**WHAT TO WORK ON:** The required output is a single number: how many lines of the material contain the string "дощечки".

**INFORMATION SUPPLIED:**
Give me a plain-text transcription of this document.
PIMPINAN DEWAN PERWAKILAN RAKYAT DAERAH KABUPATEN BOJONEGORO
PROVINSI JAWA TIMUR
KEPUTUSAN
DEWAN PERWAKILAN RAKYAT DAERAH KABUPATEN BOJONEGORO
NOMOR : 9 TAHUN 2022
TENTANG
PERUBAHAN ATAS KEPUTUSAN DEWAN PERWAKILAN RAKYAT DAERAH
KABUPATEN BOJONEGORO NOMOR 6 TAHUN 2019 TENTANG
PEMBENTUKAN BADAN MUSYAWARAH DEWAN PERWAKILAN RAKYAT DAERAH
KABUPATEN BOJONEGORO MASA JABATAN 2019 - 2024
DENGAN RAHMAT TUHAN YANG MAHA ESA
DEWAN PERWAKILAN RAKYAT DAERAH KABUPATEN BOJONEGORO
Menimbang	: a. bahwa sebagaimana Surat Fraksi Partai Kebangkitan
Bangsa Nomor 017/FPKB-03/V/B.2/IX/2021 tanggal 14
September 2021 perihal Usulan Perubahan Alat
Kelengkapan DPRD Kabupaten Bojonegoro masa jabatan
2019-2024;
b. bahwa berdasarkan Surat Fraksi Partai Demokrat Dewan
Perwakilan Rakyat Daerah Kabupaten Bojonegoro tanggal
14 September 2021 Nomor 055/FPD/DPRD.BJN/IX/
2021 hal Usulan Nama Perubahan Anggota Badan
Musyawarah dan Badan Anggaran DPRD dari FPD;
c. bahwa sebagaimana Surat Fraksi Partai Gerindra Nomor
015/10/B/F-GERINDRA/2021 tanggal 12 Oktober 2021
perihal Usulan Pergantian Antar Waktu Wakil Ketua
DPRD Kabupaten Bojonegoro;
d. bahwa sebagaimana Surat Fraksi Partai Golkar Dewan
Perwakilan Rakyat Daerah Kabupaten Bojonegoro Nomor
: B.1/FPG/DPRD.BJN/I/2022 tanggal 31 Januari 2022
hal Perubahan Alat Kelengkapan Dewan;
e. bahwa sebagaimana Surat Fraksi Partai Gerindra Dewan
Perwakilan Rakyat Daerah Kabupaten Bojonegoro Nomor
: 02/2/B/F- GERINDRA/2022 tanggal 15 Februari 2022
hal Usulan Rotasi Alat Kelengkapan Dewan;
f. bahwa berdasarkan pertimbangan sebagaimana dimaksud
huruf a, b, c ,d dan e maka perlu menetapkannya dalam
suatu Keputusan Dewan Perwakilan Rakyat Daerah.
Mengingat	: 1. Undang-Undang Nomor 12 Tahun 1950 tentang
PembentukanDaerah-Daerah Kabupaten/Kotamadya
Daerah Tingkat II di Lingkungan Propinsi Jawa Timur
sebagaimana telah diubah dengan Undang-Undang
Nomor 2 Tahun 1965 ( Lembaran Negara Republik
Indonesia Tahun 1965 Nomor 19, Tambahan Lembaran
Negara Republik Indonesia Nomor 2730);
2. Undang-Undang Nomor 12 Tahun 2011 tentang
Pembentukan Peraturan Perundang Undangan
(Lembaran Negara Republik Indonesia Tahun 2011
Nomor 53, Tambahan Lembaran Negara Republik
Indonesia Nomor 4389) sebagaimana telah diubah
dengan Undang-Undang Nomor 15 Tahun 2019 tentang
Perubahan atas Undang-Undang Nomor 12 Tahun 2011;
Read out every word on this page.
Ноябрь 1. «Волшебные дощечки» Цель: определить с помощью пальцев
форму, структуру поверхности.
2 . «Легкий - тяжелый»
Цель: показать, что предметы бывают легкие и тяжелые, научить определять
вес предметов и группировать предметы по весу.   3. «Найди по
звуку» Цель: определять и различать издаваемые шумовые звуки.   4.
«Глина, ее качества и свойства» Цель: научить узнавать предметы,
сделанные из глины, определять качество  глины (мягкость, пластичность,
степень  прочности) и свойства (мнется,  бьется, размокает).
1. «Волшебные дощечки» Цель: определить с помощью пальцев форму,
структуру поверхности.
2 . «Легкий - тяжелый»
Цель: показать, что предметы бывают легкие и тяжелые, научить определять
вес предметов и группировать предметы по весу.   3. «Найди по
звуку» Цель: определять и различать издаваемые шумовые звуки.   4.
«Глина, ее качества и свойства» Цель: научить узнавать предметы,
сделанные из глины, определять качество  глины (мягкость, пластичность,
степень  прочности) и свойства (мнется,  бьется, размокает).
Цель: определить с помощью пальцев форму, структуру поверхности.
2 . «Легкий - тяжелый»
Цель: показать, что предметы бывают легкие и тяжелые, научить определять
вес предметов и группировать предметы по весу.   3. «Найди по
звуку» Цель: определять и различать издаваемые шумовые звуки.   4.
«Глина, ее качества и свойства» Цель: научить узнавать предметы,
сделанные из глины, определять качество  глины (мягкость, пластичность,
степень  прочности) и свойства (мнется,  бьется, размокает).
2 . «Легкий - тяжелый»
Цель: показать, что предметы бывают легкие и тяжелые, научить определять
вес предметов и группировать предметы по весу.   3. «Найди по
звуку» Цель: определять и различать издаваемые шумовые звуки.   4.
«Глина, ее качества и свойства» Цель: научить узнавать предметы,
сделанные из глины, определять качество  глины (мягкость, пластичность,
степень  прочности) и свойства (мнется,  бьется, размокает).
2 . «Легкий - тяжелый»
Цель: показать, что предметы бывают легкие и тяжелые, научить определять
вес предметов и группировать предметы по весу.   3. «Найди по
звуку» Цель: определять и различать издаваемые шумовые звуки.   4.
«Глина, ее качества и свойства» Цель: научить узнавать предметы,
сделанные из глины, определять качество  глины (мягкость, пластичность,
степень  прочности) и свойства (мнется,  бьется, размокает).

**SOLUTION FOR THIS EXERCISE:** 2